Items from a data source:

▼

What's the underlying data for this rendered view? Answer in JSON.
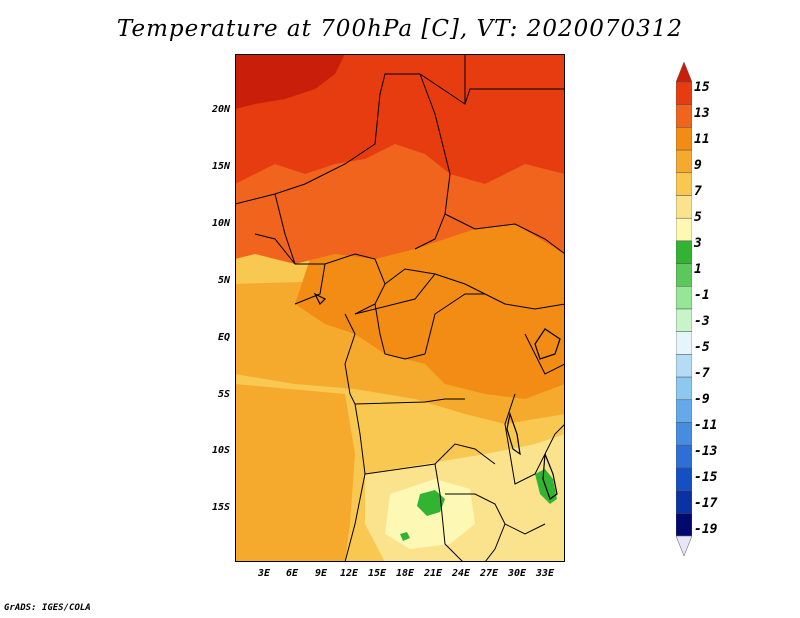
{
  "title": "Temperature at 700hPa [C], VT: 2020070312",
  "footer": "GrADS: IGES/COLA",
  "y_axis": {
    "labels": [
      "20N",
      "15N",
      "10N",
      "5N",
      "EQ",
      "5S",
      "10S",
      "15S"
    ]
  },
  "x_axis": {
    "labels": [
      "3E",
      "6E",
      "9E",
      "12E",
      "15E",
      "18E",
      "21E",
      "24E",
      "27E",
      "30E",
      "33E"
    ]
  },
  "colorbar": {
    "labels": [
      "15",
      "13",
      "11",
      "9",
      "7",
      "5",
      "3",
      "1",
      "-1",
      "-3",
      "-5",
      "-7",
      "-9",
      "-11",
      "-13",
      "-15",
      "-17",
      "-19"
    ],
    "colors": [
      "#c81e0a",
      "#e63c0f",
      "#f0641e",
      "#f28c14",
      "#f5aa2d",
      "#f9c850",
      "#fbe28c",
      "#fdf8b4",
      "#32b432",
      "#5ac85a",
      "#96e696",
      "#c8f5c8",
      "#e6f5fa",
      "#b4dcf5",
      "#8cc8f0",
      "#64aaeb",
      "#468ce1",
      "#2d6ed7",
      "#1450c3",
      "#0a32a5",
      "#000a6e",
      "#e6e6fa"
    ]
  },
  "map_colors": {
    "ocean": "#f5aa2d",
    "sahara_hot": "#e63c0f",
    "sahara_hottest": "#c81e0a",
    "sahel": "#f0641e",
    "central": "#f28c14",
    "south": "#f9c850",
    "south_light": "#fbe28c",
    "cool_patch": "#fdf8b4",
    "green_patch": "#32b432",
    "border": "#000000"
  }
}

▲

SET PROBLEM
The listing above must be printed again exactly, minus its pictures.

OUTPUT OF THE EXERCISE
What's the underlying data for this rendered view? Answer in JSON.
{
  "title": "Temperature at 700hPa [C], VT: 2020070312",
  "footer": "GrADS: IGES/COLA",
  "y_axis": {
    "labels": [
      "20N",
      "15N",
      "10N",
      "5N",
      "EQ",
      "5S",
      "10S",
      "15S"
    ]
  },
  "x_axis": {
    "labels": [
      "3E",
      "6E",
      "9E",
      "12E",
      "15E",
      "18E",
      "21E",
      "24E",
      "27E",
      "30E",
      "33E"
    ]
  },
  "colorbar": {
    "labels": [
      "15",
      "13",
      "11",
      "9",
      "7",
      "5",
      "3",
      "1",
      "-1",
      "-3",
      "-5",
      "-7",
      "-9",
      "-11",
      "-13",
      "-15",
      "-17",
      "-19"
    ],
    "colors": [
      "#c81e0a",
      "#e63c0f",
      "#f0641e",
      "#f28c14",
      "#f5aa2d",
      "#f9c850",
      "#fbe28c",
      "#fdf8b4",
      "#32b432",
      "#5ac85a",
      "#96e696",
      "#c8f5c8",
      "#e6f5fa",
      "#b4dcf5",
      "#8cc8f0",
      "#64aaeb",
      "#468ce1",
      "#2d6ed7",
      "#1450c3",
      "#0a32a5",
      "#000a6e",
      "#e6e6fa"
    ]
  },
  "map_colors": {
    "ocean": "#f5aa2d",
    "sahara_hot": "#e63c0f",
    "sahara_hottest": "#c81e0a",
    "sahel": "#f0641e",
    "central": "#f28c14",
    "south": "#f9c850",
    "south_light": "#fbe28c",
    "cool_patch": "#fdf8b4",
    "green_patch": "#32b432",
    "border": "#000000"
  }
}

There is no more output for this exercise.